• _DATASET_

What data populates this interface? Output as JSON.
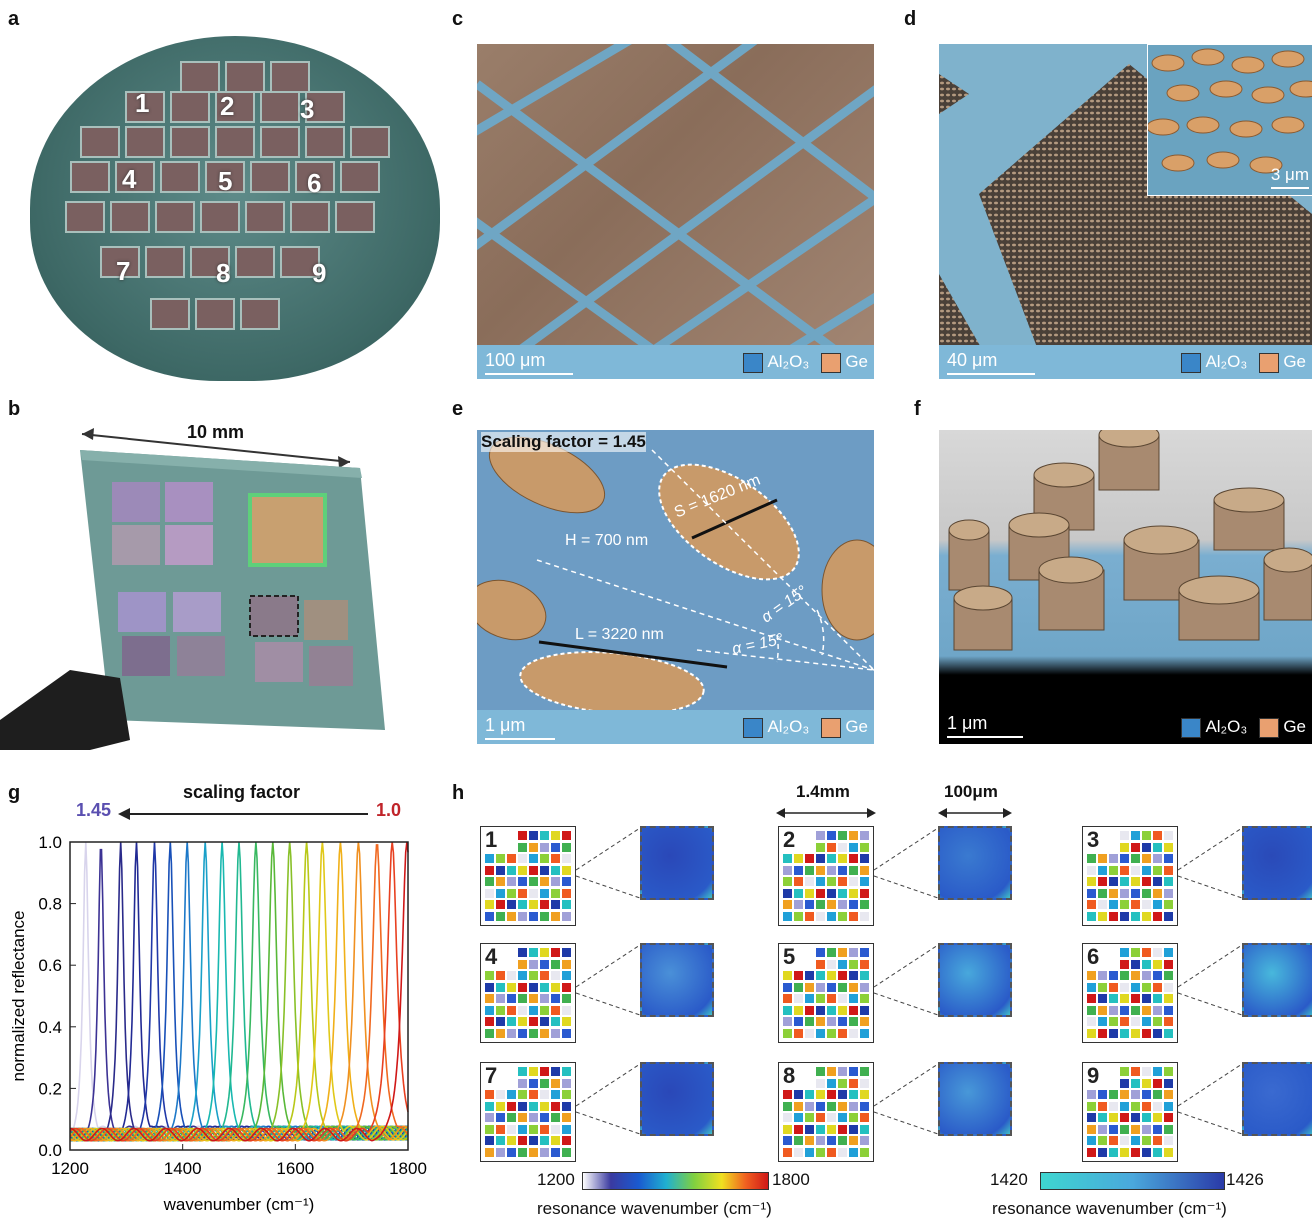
{
  "panels": {
    "a": {
      "label": "a",
      "wafer_numbers": [
        "1",
        "2",
        "3",
        "4",
        "5",
        "6",
        "7",
        "8",
        "9"
      ]
    },
    "b": {
      "label": "b",
      "dimension": "10 mm"
    },
    "c": {
      "label": "c",
      "scale": "100 μm",
      "legend": [
        "Al₂O₃",
        "Ge"
      ]
    },
    "d": {
      "label": "d",
      "scale": "40 μm",
      "inset_scale": "3 μm",
      "legend": [
        "Al₂O₃",
        "Ge"
      ]
    },
    "e": {
      "label": "e",
      "title": "Scaling factor = 1.45",
      "S": "S = 1620 nm",
      "H": "H = 700 nm",
      "L": "L = 3220 nm",
      "alpha1": "α = 15°",
      "alpha2": "α = 15°",
      "scale": "1 μm",
      "legend": [
        "Al₂O₃",
        "Ge"
      ]
    },
    "f": {
      "label": "f",
      "scale": "1 μm",
      "legend": [
        "Al₂O₃",
        "Ge"
      ]
    },
    "g": {
      "label": "g",
      "top_label": "scaling factor",
      "left_value": "1.45",
      "right_value": "1.0",
      "ylabel": "normalized reflectance",
      "xlabel": "wavenumber (cm⁻¹)"
    },
    "h": {
      "label": "h",
      "dim1": "1.4mm",
      "dim2": "100μm",
      "chips": [
        "1",
        "2",
        "3",
        "4",
        "5",
        "6",
        "7",
        "8",
        "9"
      ],
      "cbar1": {
        "min": "1200",
        "max": "1800",
        "label": "resonance wavenumber (cm⁻¹)"
      },
      "cbar2": {
        "min": "1420",
        "max": "1426",
        "label": "resonance wavenumber (cm⁻¹)"
      }
    }
  },
  "colors": {
    "al2o3": "#3a86c8",
    "ge": "#e9a070",
    "g_left": "#5a4fb0",
    "g_right": "#c0242a"
  },
  "chart_data": {
    "type": "line",
    "xlabel": "wavenumber (cm⁻¹)",
    "ylabel": "normalized reflectance",
    "xlim": [
      1200,
      1800
    ],
    "ylim": [
      0.0,
      1.0
    ],
    "xticks": [
      1200,
      1400,
      1600,
      1800
    ],
    "yticks": [
      0.0,
      0.2,
      0.4,
      0.6,
      0.8,
      1.0
    ],
    "peak_positions": [
      1228,
      1255,
      1290,
      1318,
      1350,
      1378,
      1408,
      1440,
      1470,
      1500,
      1530,
      1560,
      1590,
      1620,
      1648,
      1680,
      1712,
      1745,
      1772,
      1798
    ],
    "peak_value": 1.0,
    "baseline": 0.05
  }
}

• _YOUR INSTRUCTIONS_
Write out each entry exactly as given, omitting any picture.

• _RESULT OF THE TASK_
What data populates this interface? Output as JSON.
{
  "panels": {
    "a": {
      "label": "a",
      "wafer_numbers": [
        "1",
        "2",
        "3",
        "4",
        "5",
        "6",
        "7",
        "8",
        "9"
      ]
    },
    "b": {
      "label": "b",
      "dimension": "10 mm"
    },
    "c": {
      "label": "c",
      "scale": "100 μm",
      "legend": [
        "Al₂O₃",
        "Ge"
      ]
    },
    "d": {
      "label": "d",
      "scale": "40 μm",
      "inset_scale": "3 μm",
      "legend": [
        "Al₂O₃",
        "Ge"
      ]
    },
    "e": {
      "label": "e",
      "title": "Scaling factor = 1.45",
      "S": "S = 1620 nm",
      "H": "H = 700 nm",
      "L": "L = 3220 nm",
      "alpha1": "α = 15°",
      "alpha2": "α = 15°",
      "scale": "1 μm",
      "legend": [
        "Al₂O₃",
        "Ge"
      ]
    },
    "f": {
      "label": "f",
      "scale": "1 μm",
      "legend": [
        "Al₂O₃",
        "Ge"
      ]
    },
    "g": {
      "label": "g",
      "top_label": "scaling factor",
      "left_value": "1.45",
      "right_value": "1.0",
      "ylabel": "normalized reflectance",
      "xlabel": "wavenumber (cm⁻¹)"
    },
    "h": {
      "label": "h",
      "dim1": "1.4mm",
      "dim2": "100μm",
      "chips": [
        "1",
        "2",
        "3",
        "4",
        "5",
        "6",
        "7",
        "8",
        "9"
      ],
      "cbar1": {
        "min": "1200",
        "max": "1800",
        "label": "resonance wavenumber (cm⁻¹)"
      },
      "cbar2": {
        "min": "1420",
        "max": "1426",
        "label": "resonance wavenumber (cm⁻¹)"
      }
    }
  },
  "colors": {
    "al2o3": "#3a86c8",
    "ge": "#e9a070",
    "g_left": "#5a4fb0",
    "g_right": "#c0242a"
  },
  "chart_data": {
    "type": "line",
    "xlabel": "wavenumber (cm⁻¹)",
    "ylabel": "normalized reflectance",
    "xlim": [
      1200,
      1800
    ],
    "ylim": [
      0.0,
      1.0
    ],
    "xticks": [
      1200,
      1400,
      1600,
      1800
    ],
    "yticks": [
      0.0,
      0.2,
      0.4,
      0.6,
      0.8,
      1.0
    ],
    "peak_positions": [
      1228,
      1255,
      1290,
      1318,
      1350,
      1378,
      1408,
      1440,
      1470,
      1500,
      1530,
      1560,
      1590,
      1620,
      1648,
      1680,
      1712,
      1745,
      1772,
      1798
    ],
    "peak_value": 1.0,
    "baseline": 0.05
  }
}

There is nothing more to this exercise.